_Short problem:_
Locate the lines of the listing below that hold "chicken", then copy each of them.

_Data to use:_
>>>
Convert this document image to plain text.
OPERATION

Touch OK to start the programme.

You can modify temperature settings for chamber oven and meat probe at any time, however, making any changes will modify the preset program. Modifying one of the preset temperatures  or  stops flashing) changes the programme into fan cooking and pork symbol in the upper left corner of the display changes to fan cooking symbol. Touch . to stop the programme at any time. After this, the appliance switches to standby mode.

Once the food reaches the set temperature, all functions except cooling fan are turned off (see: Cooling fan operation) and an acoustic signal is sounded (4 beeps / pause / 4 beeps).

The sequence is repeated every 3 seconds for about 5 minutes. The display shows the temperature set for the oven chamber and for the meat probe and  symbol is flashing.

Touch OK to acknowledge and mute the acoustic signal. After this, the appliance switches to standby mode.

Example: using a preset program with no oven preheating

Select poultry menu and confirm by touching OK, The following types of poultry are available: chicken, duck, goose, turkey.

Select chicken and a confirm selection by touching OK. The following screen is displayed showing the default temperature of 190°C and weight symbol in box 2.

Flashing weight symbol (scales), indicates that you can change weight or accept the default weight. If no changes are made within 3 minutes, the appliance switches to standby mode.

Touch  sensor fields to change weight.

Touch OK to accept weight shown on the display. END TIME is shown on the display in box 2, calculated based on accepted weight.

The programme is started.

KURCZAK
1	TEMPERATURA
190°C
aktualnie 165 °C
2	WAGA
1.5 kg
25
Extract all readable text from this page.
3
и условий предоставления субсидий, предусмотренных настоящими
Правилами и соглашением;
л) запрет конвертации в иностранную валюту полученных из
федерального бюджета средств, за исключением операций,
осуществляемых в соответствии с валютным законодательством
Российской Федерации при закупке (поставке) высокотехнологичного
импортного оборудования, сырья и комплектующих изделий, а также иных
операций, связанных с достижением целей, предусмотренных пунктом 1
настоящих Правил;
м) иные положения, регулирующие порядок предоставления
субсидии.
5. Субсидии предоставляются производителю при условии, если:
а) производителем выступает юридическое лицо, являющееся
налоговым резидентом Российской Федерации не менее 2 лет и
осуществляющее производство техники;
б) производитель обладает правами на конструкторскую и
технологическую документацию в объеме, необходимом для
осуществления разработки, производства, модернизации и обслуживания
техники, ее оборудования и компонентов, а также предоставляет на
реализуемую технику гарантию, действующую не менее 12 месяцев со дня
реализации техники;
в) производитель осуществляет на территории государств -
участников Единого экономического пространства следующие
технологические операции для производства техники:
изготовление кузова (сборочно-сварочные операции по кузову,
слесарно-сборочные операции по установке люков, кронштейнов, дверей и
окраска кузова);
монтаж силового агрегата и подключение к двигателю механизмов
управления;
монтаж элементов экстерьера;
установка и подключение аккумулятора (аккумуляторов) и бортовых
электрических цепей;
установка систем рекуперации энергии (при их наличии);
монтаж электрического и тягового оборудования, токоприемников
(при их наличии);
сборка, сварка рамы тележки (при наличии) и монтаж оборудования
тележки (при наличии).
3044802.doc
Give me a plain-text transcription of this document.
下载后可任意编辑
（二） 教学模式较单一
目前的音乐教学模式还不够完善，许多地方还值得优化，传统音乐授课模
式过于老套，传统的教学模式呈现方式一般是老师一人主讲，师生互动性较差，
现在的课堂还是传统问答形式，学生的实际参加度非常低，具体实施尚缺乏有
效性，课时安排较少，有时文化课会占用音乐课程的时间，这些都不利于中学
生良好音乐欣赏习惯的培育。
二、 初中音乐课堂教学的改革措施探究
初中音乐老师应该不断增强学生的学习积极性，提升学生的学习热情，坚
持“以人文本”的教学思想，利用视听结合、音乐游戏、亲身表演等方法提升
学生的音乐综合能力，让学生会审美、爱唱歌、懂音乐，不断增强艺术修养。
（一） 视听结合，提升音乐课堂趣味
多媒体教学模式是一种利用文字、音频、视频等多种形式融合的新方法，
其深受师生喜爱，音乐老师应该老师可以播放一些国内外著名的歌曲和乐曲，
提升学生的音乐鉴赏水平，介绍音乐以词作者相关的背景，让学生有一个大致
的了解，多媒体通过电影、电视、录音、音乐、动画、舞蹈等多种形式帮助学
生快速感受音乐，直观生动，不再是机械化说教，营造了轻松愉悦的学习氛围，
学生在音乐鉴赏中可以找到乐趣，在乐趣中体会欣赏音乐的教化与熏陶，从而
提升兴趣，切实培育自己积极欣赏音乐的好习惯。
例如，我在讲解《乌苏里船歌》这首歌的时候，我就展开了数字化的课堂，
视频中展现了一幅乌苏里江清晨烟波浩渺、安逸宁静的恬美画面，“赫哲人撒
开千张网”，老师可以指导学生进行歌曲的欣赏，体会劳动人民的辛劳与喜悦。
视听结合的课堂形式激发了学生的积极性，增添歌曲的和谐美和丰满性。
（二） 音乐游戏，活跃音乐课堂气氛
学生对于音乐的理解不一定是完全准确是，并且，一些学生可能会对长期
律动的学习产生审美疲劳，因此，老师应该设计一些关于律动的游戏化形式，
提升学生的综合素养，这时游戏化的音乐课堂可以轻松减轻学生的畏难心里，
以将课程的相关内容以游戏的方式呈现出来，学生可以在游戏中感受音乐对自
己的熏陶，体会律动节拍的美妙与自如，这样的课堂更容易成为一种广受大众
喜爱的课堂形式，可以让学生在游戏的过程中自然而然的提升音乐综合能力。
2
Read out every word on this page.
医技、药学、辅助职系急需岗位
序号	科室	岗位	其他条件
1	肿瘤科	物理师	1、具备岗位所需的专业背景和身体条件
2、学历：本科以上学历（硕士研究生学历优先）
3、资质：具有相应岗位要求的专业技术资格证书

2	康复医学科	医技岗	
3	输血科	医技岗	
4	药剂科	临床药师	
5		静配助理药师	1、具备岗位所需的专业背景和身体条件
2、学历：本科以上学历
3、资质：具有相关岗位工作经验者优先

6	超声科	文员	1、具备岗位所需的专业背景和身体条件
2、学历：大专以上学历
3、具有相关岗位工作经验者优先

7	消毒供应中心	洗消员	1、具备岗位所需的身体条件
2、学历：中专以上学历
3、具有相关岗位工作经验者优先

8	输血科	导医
<<<
_Result for this exercise:_
Select poultry menu and confirm by touching OK, The following types of poultry are available: chicken, duck, goose, turkey.
Select chicken and a confirm selection by touching OK. The following screen is displayed showing the default temperature of 190°C and weight symbol in box 2.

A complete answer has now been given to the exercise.